◆ **Exercise requirements**
Read the data and repeat it in full, exactly.

◆ **Source data**
────────────────────
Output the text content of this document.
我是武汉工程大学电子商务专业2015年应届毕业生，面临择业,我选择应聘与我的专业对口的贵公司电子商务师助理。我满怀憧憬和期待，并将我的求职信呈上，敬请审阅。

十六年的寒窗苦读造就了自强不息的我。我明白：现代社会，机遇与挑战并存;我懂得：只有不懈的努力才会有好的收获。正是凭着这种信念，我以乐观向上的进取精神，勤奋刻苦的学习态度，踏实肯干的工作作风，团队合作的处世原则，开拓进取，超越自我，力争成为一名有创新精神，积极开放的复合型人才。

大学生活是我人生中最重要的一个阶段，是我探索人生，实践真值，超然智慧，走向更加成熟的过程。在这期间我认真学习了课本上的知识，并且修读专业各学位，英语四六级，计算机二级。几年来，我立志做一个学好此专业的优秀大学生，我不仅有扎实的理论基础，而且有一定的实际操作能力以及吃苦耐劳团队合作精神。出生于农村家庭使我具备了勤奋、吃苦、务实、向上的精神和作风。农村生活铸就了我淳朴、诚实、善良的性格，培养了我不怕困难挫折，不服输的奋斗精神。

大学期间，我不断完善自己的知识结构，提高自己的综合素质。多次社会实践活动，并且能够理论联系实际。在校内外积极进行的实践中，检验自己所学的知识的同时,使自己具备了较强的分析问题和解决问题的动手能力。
────────────────────
◆ **Answer to the problem**
Output the text content of this document.
我是武汉工程大学电子商务专业2015年应届毕业生，面临择业,我选择应聘与我的专业对口的贵公司电子商务师助理。我满怀憧憬和期待，并将我的求职信呈上，敬请审阅。

十六年的寒窗苦读造就了自强不息的我。我明白：现代社会，机遇与挑战并存;我懂得：只有不懈的努力才会有好的收获。正是凭着这种信念，我以乐观向上的进取精神，勤奋刻苦的学习态度，踏实肯干的工作作风，团队合作的处世原则，开拓进取，超越自我，力争成为一名有创新精神，积极开放的复合型人才。

大学生活是我人生中最重要的一个阶段，是我探索人生，实践真值，超然智慧，走向更加成熟的过程。在这期间我认真学习了课本上的知识，并且修读专业各学位，英语四六级，计算机二级。几年来，我立志做一个学好此专业的优秀大学生，我不仅有扎实的理论基础，而且有一定的实际操作能力以及吃苦耐劳团队合作精神。出生于农村家庭使我具备了勤奋、吃苦、务实、向上的精神和作风。农村生活铸就了我淳朴、诚实、善良的性格，培养了我不怕困难挫折，不服输的奋斗精神。

大学期间，我不断完善自己的知识结构，提高自己的综合素质。多次社会实践活动，并且能够理论联系实际。在校内外积极进行的实践中，检验自己所学的知识的同时,使自己具备了较强的分析问题和解决问题的动手能力。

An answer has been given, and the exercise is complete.